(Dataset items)
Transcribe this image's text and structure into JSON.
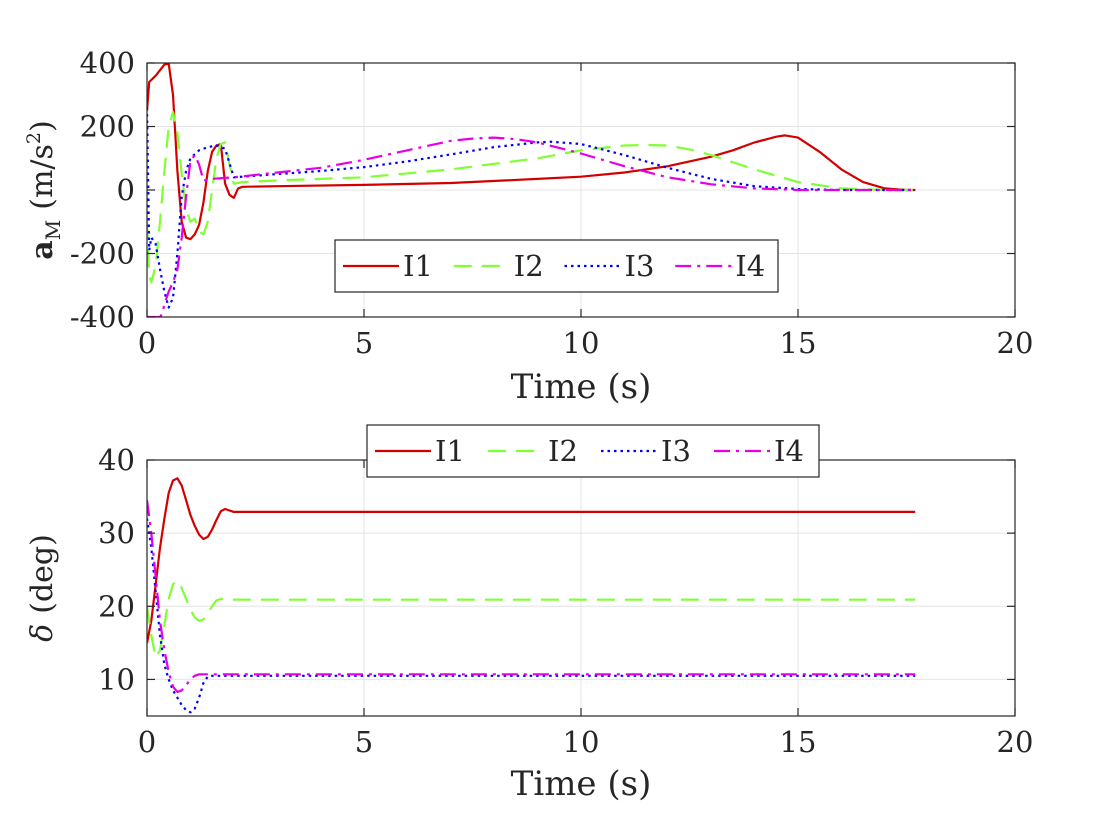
{
  "chart_data": [
    {
      "type": "line",
      "xlabel": "Time (s)",
      "ylabel_main": "a",
      "ylabel_sub": "M",
      "ylabel_unit": "(m/s",
      "ylabel_sup": "2",
      "ylabel_close": ")",
      "xlim": [
        0,
        20
      ],
      "ylim": [
        -400,
        400
      ],
      "xticks": [
        "0",
        "5",
        "10",
        "15",
        "20"
      ],
      "yticks": [
        "-400",
        "-200",
        "0",
        "200",
        "400"
      ],
      "grid": true,
      "legend": {
        "placement": "lower-center",
        "orientation": "horizontal"
      },
      "series": [
        {
          "name": "I1",
          "color": "#d40000",
          "dash": "solid",
          "x": [
            0,
            0.05,
            0.2,
            0.4,
            0.5,
            0.6,
            0.7,
            0.8,
            0.9,
            1.0,
            1.1,
            1.2,
            1.3,
            1.4,
            1.5,
            1.6,
            1.7,
            1.8,
            1.9,
            2.0,
            2.1,
            2.2,
            3,
            5,
            7,
            9,
            10,
            11,
            12,
            13,
            13.5,
            14,
            14.5,
            14.7,
            15,
            15.5,
            16,
            16.5,
            17,
            17.5,
            17.7
          ],
          "y": [
            250,
            340,
            360,
            395,
            398,
            300,
            60,
            -100,
            -150,
            -155,
            -140,
            -110,
            -40,
            60,
            120,
            140,
            145,
            20,
            -15,
            -25,
            5,
            10,
            12,
            16,
            22,
            35,
            42,
            55,
            75,
            105,
            125,
            150,
            168,
            172,
            165,
            120,
            65,
            25,
            5,
            0,
            0
          ]
        },
        {
          "name": "I2",
          "color": "#80ff33",
          "dash": "dashed",
          "x": [
            0,
            0.05,
            0.1,
            0.2,
            0.3,
            0.4,
            0.5,
            0.6,
            0.7,
            0.8,
            0.9,
            1.0,
            1.1,
            1.2,
            1.3,
            1.4,
            1.5,
            1.6,
            1.7,
            1.8,
            1.9,
            2.0,
            2.2,
            3,
            5,
            7,
            9,
            10,
            11,
            11.5,
            12,
            12.5,
            13,
            14,
            15,
            16,
            17,
            17.7
          ],
          "y": [
            -100,
            -270,
            -290,
            -240,
            -100,
            60,
            200,
            245,
            180,
            50,
            -60,
            -100,
            -90,
            -130,
            -140,
            -100,
            0,
            100,
            145,
            150,
            80,
            20,
            25,
            30,
            40,
            65,
            100,
            125,
            140,
            142,
            140,
            128,
            110,
            65,
            25,
            5,
            0,
            0
          ]
        },
        {
          "name": "I3",
          "color": "#0000ff",
          "dash": "dotted",
          "x": [
            0,
            0.05,
            0.1,
            0.2,
            0.3,
            0.4,
            0.5,
            0.6,
            0.7,
            0.8,
            0.9,
            1.0,
            1.2,
            1.4,
            1.6,
            1.8,
            2,
            3,
            4,
            5,
            6,
            7,
            8,
            9,
            9.3,
            10,
            11,
            12,
            13,
            14,
            15,
            16,
            17,
            17.7
          ],
          "y": [
            260,
            -190,
            -150,
            -170,
            -250,
            -320,
            -370,
            -340,
            -200,
            -20,
            60,
            100,
            125,
            135,
            140,
            130,
            40,
            50,
            60,
            72,
            90,
            112,
            135,
            150,
            152,
            145,
            110,
            70,
            35,
            12,
            3,
            0,
            0,
            0
          ]
        },
        {
          "name": "I4",
          "color": "#e600e6",
          "dash": "dashdot",
          "x": [
            0,
            0.1,
            0.2,
            0.3,
            0.35,
            0.4,
            0.5,
            0.6,
            0.7,
            0.8,
            0.9,
            1.0,
            1.1,
            1.2,
            1.3,
            1.5,
            2,
            3,
            4,
            5,
            6,
            7,
            7.5,
            8,
            8.5,
            9,
            10,
            11,
            12,
            13,
            14,
            15,
            16,
            17,
            17.7
          ],
          "y": [
            -400,
            -400,
            -400,
            -400,
            -390,
            -360,
            -320,
            -290,
            -250,
            -150,
            -20,
            90,
            110,
            80,
            30,
            35,
            40,
            55,
            70,
            95,
            125,
            155,
            162,
            165,
            160,
            150,
            115,
            75,
            40,
            18,
            5,
            0,
            0,
            0,
            0
          ]
        }
      ]
    },
    {
      "type": "line",
      "xlabel": "Time (s)",
      "ylabel_main": "δ",
      "ylabel_unit": "(deg)",
      "xlim": [
        0,
        20
      ],
      "ylim": [
        5,
        40
      ],
      "xticks": [
        "0",
        "5",
        "10",
        "15",
        "20"
      ],
      "yticks": [
        "10",
        "20",
        "30",
        "40"
      ],
      "grid": true,
      "legend": {
        "placement": "top",
        "orientation": "horizontal"
      },
      "series": [
        {
          "name": "I1",
          "color": "#d40000",
          "dash": "solid",
          "x": [
            0,
            0.1,
            0.2,
            0.3,
            0.4,
            0.5,
            0.6,
            0.7,
            0.8,
            0.9,
            1.0,
            1.1,
            1.2,
            1.3,
            1.4,
            1.5,
            1.6,
            1.7,
            1.8,
            1.9,
            2.0,
            2.2,
            5,
            10,
            15,
            17.7
          ],
          "y": [
            15,
            18,
            23,
            28,
            32,
            35.5,
            37.2,
            37.5,
            36.5,
            34.5,
            32.5,
            31,
            29.8,
            29.2,
            29.5,
            30.5,
            31.8,
            33,
            33.3,
            33.1,
            32.9,
            32.9,
            32.9,
            32.9,
            32.9,
            32.9
          ]
        },
        {
          "name": "I2",
          "color": "#80ff33",
          "dash": "dashed",
          "x": [
            0,
            0.1,
            0.2,
            0.3,
            0.4,
            0.5,
            0.6,
            0.7,
            0.8,
            0.9,
            1.0,
            1.1,
            1.2,
            1.3,
            1.4,
            1.5,
            1.6,
            1.7,
            1.8,
            1.9,
            2.0,
            2.2,
            5,
            10,
            15,
            17.7
          ],
          "y": [
            20,
            16,
            13,
            14,
            17.5,
            21,
            23,
            23.5,
            22.5,
            21,
            19.5,
            18.5,
            18,
            18.2,
            19,
            20,
            20.8,
            21,
            21,
            20.9,
            20.9,
            20.9,
            20.9,
            20.9,
            20.9,
            20.9
          ]
        },
        {
          "name": "I3",
          "color": "#0000ff",
          "dash": "dotted",
          "x": [
            0,
            0.05,
            0.1,
            0.2,
            0.3,
            0.4,
            0.5,
            0.6,
            0.7,
            0.8,
            0.9,
            1.0,
            1.1,
            1.2,
            1.3,
            1.4,
            1.5,
            2,
            5,
            10,
            15,
            17.7
          ],
          "y": [
            32,
            30,
            28,
            22,
            16,
            12,
            10,
            8.5,
            7.5,
            6.5,
            5.8,
            5.5,
            6,
            7.5,
            9.5,
            10.4,
            10.5,
            10.5,
            10.5,
            10.5,
            10.5,
            10.5
          ]
        },
        {
          "name": "I4",
          "color": "#e600e6",
          "dash": "dashdot",
          "x": [
            0,
            0.1,
            0.2,
            0.3,
            0.4,
            0.5,
            0.6,
            0.7,
            0.8,
            0.9,
            1.0,
            1.1,
            1.2,
            1.4,
            1.6,
            2,
            5,
            10,
            15,
            17.7
          ],
          "y": [
            34.5,
            30,
            24,
            18,
            14,
            11,
            9,
            8.3,
            8.5,
            9.2,
            10,
            10.5,
            10.7,
            10.7,
            10.7,
            10.7,
            10.7,
            10.7,
            10.7,
            10.7
          ]
        }
      ]
    }
  ]
}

▸ Aim of the task:
Copy the data exactly. Any picture it contains is to be omitted.

▸ Output of the exercise:
Transcribe this image's text and structure into JSON.
{
  "chart_data": [
    {
      "type": "line",
      "xlabel": "Time (s)",
      "ylabel_main": "a",
      "ylabel_sub": "M",
      "ylabel_unit": "(m/s",
      "ylabel_sup": "2",
      "ylabel_close": ")",
      "xlim": [
        0,
        20
      ],
      "ylim": [
        -400,
        400
      ],
      "xticks": [
        "0",
        "5",
        "10",
        "15",
        "20"
      ],
      "yticks": [
        "-400",
        "-200",
        "0",
        "200",
        "400"
      ],
      "grid": true,
      "legend": {
        "placement": "lower-center",
        "orientation": "horizontal"
      },
      "series": [
        {
          "name": "I1",
          "color": "#d40000",
          "dash": "solid",
          "x": [
            0,
            0.05,
            0.2,
            0.4,
            0.5,
            0.6,
            0.7,
            0.8,
            0.9,
            1.0,
            1.1,
            1.2,
            1.3,
            1.4,
            1.5,
            1.6,
            1.7,
            1.8,
            1.9,
            2.0,
            2.1,
            2.2,
            3,
            5,
            7,
            9,
            10,
            11,
            12,
            13,
            13.5,
            14,
            14.5,
            14.7,
            15,
            15.5,
            16,
            16.5,
            17,
            17.5,
            17.7
          ],
          "y": [
            250,
            340,
            360,
            395,
            398,
            300,
            60,
            -100,
            -150,
            -155,
            -140,
            -110,
            -40,
            60,
            120,
            140,
            145,
            20,
            -15,
            -25,
            5,
            10,
            12,
            16,
            22,
            35,
            42,
            55,
            75,
            105,
            125,
            150,
            168,
            172,
            165,
            120,
            65,
            25,
            5,
            0,
            0
          ]
        },
        {
          "name": "I2",
          "color": "#80ff33",
          "dash": "dashed",
          "x": [
            0,
            0.05,
            0.1,
            0.2,
            0.3,
            0.4,
            0.5,
            0.6,
            0.7,
            0.8,
            0.9,
            1.0,
            1.1,
            1.2,
            1.3,
            1.4,
            1.5,
            1.6,
            1.7,
            1.8,
            1.9,
            2.0,
            2.2,
            3,
            5,
            7,
            9,
            10,
            11,
            11.5,
            12,
            12.5,
            13,
            14,
            15,
            16,
            17,
            17.7
          ],
          "y": [
            -100,
            -270,
            -290,
            -240,
            -100,
            60,
            200,
            245,
            180,
            50,
            -60,
            -100,
            -90,
            -130,
            -140,
            -100,
            0,
            100,
            145,
            150,
            80,
            20,
            25,
            30,
            40,
            65,
            100,
            125,
            140,
            142,
            140,
            128,
            110,
            65,
            25,
            5,
            0,
            0
          ]
        },
        {
          "name": "I3",
          "color": "#0000ff",
          "dash": "dotted",
          "x": [
            0,
            0.05,
            0.1,
            0.2,
            0.3,
            0.4,
            0.5,
            0.6,
            0.7,
            0.8,
            0.9,
            1.0,
            1.2,
            1.4,
            1.6,
            1.8,
            2,
            3,
            4,
            5,
            6,
            7,
            8,
            9,
            9.3,
            10,
            11,
            12,
            13,
            14,
            15,
            16,
            17,
            17.7
          ],
          "y": [
            260,
            -190,
            -150,
            -170,
            -250,
            -320,
            -370,
            -340,
            -200,
            -20,
            60,
            100,
            125,
            135,
            140,
            130,
            40,
            50,
            60,
            72,
            90,
            112,
            135,
            150,
            152,
            145,
            110,
            70,
            35,
            12,
            3,
            0,
            0,
            0
          ]
        },
        {
          "name": "I4",
          "color": "#e600e6",
          "dash": "dashdot",
          "x": [
            0,
            0.1,
            0.2,
            0.3,
            0.35,
            0.4,
            0.5,
            0.6,
            0.7,
            0.8,
            0.9,
            1.0,
            1.1,
            1.2,
            1.3,
            1.5,
            2,
            3,
            4,
            5,
            6,
            7,
            7.5,
            8,
            8.5,
            9,
            10,
            11,
            12,
            13,
            14,
            15,
            16,
            17,
            17.7
          ],
          "y": [
            -400,
            -400,
            -400,
            -400,
            -390,
            -360,
            -320,
            -290,
            -250,
            -150,
            -20,
            90,
            110,
            80,
            30,
            35,
            40,
            55,
            70,
            95,
            125,
            155,
            162,
            165,
            160,
            150,
            115,
            75,
            40,
            18,
            5,
            0,
            0,
            0,
            0
          ]
        }
      ]
    },
    {
      "type": "line",
      "xlabel": "Time (s)",
      "ylabel_main": "δ",
      "ylabel_unit": "(deg)",
      "xlim": [
        0,
        20
      ],
      "ylim": [
        5,
        40
      ],
      "xticks": [
        "0",
        "5",
        "10",
        "15",
        "20"
      ],
      "yticks": [
        "10",
        "20",
        "30",
        "40"
      ],
      "grid": true,
      "legend": {
        "placement": "top",
        "orientation": "horizontal"
      },
      "series": [
        {
          "name": "I1",
          "color": "#d40000",
          "dash": "solid",
          "x": [
            0,
            0.1,
            0.2,
            0.3,
            0.4,
            0.5,
            0.6,
            0.7,
            0.8,
            0.9,
            1.0,
            1.1,
            1.2,
            1.3,
            1.4,
            1.5,
            1.6,
            1.7,
            1.8,
            1.9,
            2.0,
            2.2,
            5,
            10,
            15,
            17.7
          ],
          "y": [
            15,
            18,
            23,
            28,
            32,
            35.5,
            37.2,
            37.5,
            36.5,
            34.5,
            32.5,
            31,
            29.8,
            29.2,
            29.5,
            30.5,
            31.8,
            33,
            33.3,
            33.1,
            32.9,
            32.9,
            32.9,
            32.9,
            32.9,
            32.9
          ]
        },
        {
          "name": "I2",
          "color": "#80ff33",
          "dash": "dashed",
          "x": [
            0,
            0.1,
            0.2,
            0.3,
            0.4,
            0.5,
            0.6,
            0.7,
            0.8,
            0.9,
            1.0,
            1.1,
            1.2,
            1.3,
            1.4,
            1.5,
            1.6,
            1.7,
            1.8,
            1.9,
            2.0,
            2.2,
            5,
            10,
            15,
            17.7
          ],
          "y": [
            20,
            16,
            13,
            14,
            17.5,
            21,
            23,
            23.5,
            22.5,
            21,
            19.5,
            18.5,
            18,
            18.2,
            19,
            20,
            20.8,
            21,
            21,
            20.9,
            20.9,
            20.9,
            20.9,
            20.9,
            20.9,
            20.9
          ]
        },
        {
          "name": "I3",
          "color": "#0000ff",
          "dash": "dotted",
          "x": [
            0,
            0.05,
            0.1,
            0.2,
            0.3,
            0.4,
            0.5,
            0.6,
            0.7,
            0.8,
            0.9,
            1.0,
            1.1,
            1.2,
            1.3,
            1.4,
            1.5,
            2,
            5,
            10,
            15,
            17.7
          ],
          "y": [
            32,
            30,
            28,
            22,
            16,
            12,
            10,
            8.5,
            7.5,
            6.5,
            5.8,
            5.5,
            6,
            7.5,
            9.5,
            10.4,
            10.5,
            10.5,
            10.5,
            10.5,
            10.5,
            10.5
          ]
        },
        {
          "name": "I4",
          "color": "#e600e6",
          "dash": "dashdot",
          "x": [
            0,
            0.1,
            0.2,
            0.3,
            0.4,
            0.5,
            0.6,
            0.7,
            0.8,
            0.9,
            1.0,
            1.1,
            1.2,
            1.4,
            1.6,
            2,
            5,
            10,
            15,
            17.7
          ],
          "y": [
            34.5,
            30,
            24,
            18,
            14,
            11,
            9,
            8.3,
            8.5,
            9.2,
            10,
            10.5,
            10.7,
            10.7,
            10.7,
            10.7,
            10.7,
            10.7,
            10.7,
            10.7
          ]
        }
      ]
    }
  ]
}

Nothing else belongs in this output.